■ Your objective:
Give every entry again, word for word.

Document understanding data:
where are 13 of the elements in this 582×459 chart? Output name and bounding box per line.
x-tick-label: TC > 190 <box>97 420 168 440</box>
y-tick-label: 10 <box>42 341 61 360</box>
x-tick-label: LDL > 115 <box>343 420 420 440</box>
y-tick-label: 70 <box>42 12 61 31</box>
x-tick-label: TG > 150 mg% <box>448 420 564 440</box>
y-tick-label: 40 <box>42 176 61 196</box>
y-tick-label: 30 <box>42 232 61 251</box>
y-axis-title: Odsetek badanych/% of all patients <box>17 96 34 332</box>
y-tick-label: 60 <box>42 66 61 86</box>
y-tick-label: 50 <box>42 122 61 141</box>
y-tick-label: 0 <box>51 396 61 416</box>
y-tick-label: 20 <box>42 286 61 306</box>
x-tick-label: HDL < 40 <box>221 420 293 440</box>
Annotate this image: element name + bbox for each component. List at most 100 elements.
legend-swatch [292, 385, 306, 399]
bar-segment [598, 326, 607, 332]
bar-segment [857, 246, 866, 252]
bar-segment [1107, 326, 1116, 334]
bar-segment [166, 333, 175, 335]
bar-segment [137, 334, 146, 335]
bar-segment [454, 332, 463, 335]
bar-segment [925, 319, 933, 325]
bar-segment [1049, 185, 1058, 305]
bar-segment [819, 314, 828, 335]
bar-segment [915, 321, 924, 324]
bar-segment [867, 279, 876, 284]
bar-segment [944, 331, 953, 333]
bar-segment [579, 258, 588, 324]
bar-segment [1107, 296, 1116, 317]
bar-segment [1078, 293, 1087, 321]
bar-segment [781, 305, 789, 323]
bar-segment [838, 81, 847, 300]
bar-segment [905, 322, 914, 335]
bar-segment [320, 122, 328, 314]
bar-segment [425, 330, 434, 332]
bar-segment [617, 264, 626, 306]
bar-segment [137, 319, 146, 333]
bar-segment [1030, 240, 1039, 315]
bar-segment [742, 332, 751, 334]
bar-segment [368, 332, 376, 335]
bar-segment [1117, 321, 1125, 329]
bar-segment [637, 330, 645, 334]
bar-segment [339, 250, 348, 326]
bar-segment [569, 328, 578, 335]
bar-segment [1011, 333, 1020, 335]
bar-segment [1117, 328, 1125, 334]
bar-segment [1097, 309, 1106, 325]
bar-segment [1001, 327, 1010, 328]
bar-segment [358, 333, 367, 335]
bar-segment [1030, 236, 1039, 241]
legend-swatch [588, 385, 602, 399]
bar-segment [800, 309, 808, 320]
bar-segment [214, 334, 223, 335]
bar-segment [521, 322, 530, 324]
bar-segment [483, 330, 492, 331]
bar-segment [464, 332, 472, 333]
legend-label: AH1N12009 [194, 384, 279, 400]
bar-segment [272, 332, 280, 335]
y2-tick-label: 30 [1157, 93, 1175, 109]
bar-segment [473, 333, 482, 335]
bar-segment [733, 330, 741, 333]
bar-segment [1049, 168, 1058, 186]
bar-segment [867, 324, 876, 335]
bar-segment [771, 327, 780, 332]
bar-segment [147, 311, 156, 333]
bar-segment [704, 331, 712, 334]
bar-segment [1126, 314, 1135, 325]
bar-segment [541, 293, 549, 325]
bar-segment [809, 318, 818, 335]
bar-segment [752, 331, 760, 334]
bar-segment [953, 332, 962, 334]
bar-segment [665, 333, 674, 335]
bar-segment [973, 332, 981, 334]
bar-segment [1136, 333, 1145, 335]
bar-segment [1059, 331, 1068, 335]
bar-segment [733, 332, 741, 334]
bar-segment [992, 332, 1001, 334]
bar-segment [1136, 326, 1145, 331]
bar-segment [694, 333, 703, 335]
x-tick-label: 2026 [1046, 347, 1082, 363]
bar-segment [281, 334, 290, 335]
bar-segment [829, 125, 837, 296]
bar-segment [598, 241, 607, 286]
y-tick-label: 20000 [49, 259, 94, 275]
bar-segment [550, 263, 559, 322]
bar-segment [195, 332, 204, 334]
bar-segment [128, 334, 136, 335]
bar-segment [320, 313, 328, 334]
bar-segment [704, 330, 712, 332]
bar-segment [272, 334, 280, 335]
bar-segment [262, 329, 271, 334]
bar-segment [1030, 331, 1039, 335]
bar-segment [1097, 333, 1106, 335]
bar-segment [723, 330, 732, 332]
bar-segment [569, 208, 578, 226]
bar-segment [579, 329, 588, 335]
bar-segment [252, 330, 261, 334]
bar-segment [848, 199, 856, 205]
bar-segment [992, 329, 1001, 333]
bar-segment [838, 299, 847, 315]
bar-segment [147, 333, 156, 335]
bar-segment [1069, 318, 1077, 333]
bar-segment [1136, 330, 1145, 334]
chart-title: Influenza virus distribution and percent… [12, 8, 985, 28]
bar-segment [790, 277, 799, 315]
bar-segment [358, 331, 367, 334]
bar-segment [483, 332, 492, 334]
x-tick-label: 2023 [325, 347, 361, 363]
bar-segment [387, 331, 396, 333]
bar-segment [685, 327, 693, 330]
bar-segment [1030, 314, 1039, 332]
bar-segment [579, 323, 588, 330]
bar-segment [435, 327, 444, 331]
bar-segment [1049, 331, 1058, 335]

■ Written reply:
where are 13 of the elements in this 582×459 chart? Output name and bounding box per line.
x-tick-label: TC > 190 <box>97 420 168 440</box>
y-tick-label: 10 <box>42 341 61 360</box>
x-tick-label: LDL > 115 <box>343 420 420 440</box>
y-tick-label: 70 <box>42 12 61 31</box>
x-tick-label: TG > 150 mg% <box>448 420 564 440</box>
y-tick-label: 40 <box>42 176 61 196</box>
y-tick-label: 30 <box>42 232 61 251</box>
y-axis-title: Odsetek badanych/% of all patients <box>17 96 34 332</box>
y-tick-label: 60 <box>42 66 61 86</box>
y-tick-label: 50 <box>42 122 61 141</box>
y-tick-label: 0 <box>51 396 61 416</box>
y-tick-label: 20 <box>42 286 61 306</box>
x-tick-label: HDL < 40 <box>221 420 293 440</box>
Annotate this image: element name + bbox for each component. List at most 100 elements.
legend-swatch [292, 385, 306, 399]
bar-segment [598, 326, 607, 332]
bar-segment [857, 246, 866, 252]
bar-segment [1107, 326, 1116, 334]
bar-segment [166, 333, 175, 335]
bar-segment [137, 334, 146, 335]
bar-segment [454, 332, 463, 335]
bar-segment [925, 319, 933, 325]
bar-segment [1049, 185, 1058, 305]
bar-segment [819, 314, 828, 335]
bar-segment [915, 321, 924, 324]
bar-segment [867, 279, 876, 284]
bar-segment [944, 331, 953, 333]
bar-segment [579, 258, 588, 324]
bar-segment [1107, 296, 1116, 317]
bar-segment [1078, 293, 1087, 321]
bar-segment [781, 305, 789, 323]
bar-segment [838, 81, 847, 300]
bar-segment [905, 322, 914, 335]
bar-segment [320, 122, 328, 314]
bar-segment [425, 330, 434, 332]
bar-segment [617, 264, 626, 306]
bar-segment [137, 319, 146, 333]
bar-segment [1030, 240, 1039, 315]
bar-segment [742, 332, 751, 334]
bar-segment [368, 332, 376, 335]
bar-segment [1117, 321, 1125, 329]
bar-segment [637, 330, 645, 334]
bar-segment [339, 250, 348, 326]
bar-segment [569, 328, 578, 335]
bar-segment [1011, 333, 1020, 335]
bar-segment [1117, 328, 1125, 334]
bar-segment [1097, 309, 1106, 325]
bar-segment [1001, 327, 1010, 328]
bar-segment [358, 333, 367, 335]
bar-segment [1030, 236, 1039, 241]
legend-swatch [588, 385, 602, 399]
bar-segment [800, 309, 808, 320]
bar-segment [214, 334, 223, 335]
bar-segment [521, 322, 530, 324]
bar-segment [483, 330, 492, 331]
bar-segment [464, 332, 472, 333]
legend-label: AH1N12009 [194, 384, 279, 400]
bar-segment [272, 332, 280, 335]
y2-tick-label: 30 [1157, 93, 1175, 109]
bar-segment [473, 333, 482, 335]
bar-segment [733, 330, 741, 333]
bar-segment [1049, 168, 1058, 186]
bar-segment [867, 324, 876, 335]
bar-segment [771, 327, 780, 332]
bar-segment [147, 311, 156, 333]
bar-segment [704, 331, 712, 334]
bar-segment [1126, 314, 1135, 325]
bar-segment [541, 293, 549, 325]
bar-segment [809, 318, 818, 335]
bar-segment [752, 331, 760, 334]
bar-segment [953, 332, 962, 334]
bar-segment [665, 333, 674, 335]
bar-segment [973, 332, 981, 334]
bar-segment [1136, 333, 1145, 335]
bar-segment [1059, 331, 1068, 335]
bar-segment [733, 332, 741, 334]
bar-segment [992, 332, 1001, 334]
bar-segment [1136, 326, 1145, 331]
bar-segment [694, 333, 703, 335]
x-tick-label: 2026 [1046, 347, 1082, 363]
bar-segment [281, 334, 290, 335]
bar-segment [829, 125, 837, 296]
bar-segment [598, 241, 607, 286]
y-tick-label: 20000 [49, 259, 94, 275]
bar-segment [550, 263, 559, 322]
bar-segment [195, 332, 204, 334]
bar-segment [128, 334, 136, 335]
bar-segment [320, 313, 328, 334]
bar-segment [704, 330, 712, 332]
bar-segment [272, 334, 280, 335]
bar-segment [262, 329, 271, 334]
bar-segment [1030, 331, 1039, 335]
bar-segment [1097, 333, 1106, 335]
bar-segment [723, 330, 732, 332]
bar-segment [569, 208, 578, 226]
bar-segment [579, 329, 588, 335]
bar-segment [252, 330, 261, 334]
bar-segment [848, 199, 856, 205]
bar-segment [992, 329, 1001, 333]
bar-segment [838, 299, 847, 315]
bar-segment [147, 333, 156, 335]
bar-segment [1069, 318, 1077, 333]
bar-segment [1136, 330, 1145, 334]
chart-title: Influenza virus distribution and percent… [12, 8, 985, 28]
bar-segment [790, 277, 799, 315]
bar-segment [358, 331, 367, 334]
bar-segment [483, 332, 492, 334]
x-tick-label: 2023 [325, 347, 361, 363]
bar-segment [387, 331, 396, 333]
bar-segment [685, 327, 693, 330]
bar-segment [1030, 314, 1039, 332]
bar-segment [579, 323, 588, 330]
bar-segment [435, 327, 444, 331]
bar-segment [1049, 331, 1058, 335]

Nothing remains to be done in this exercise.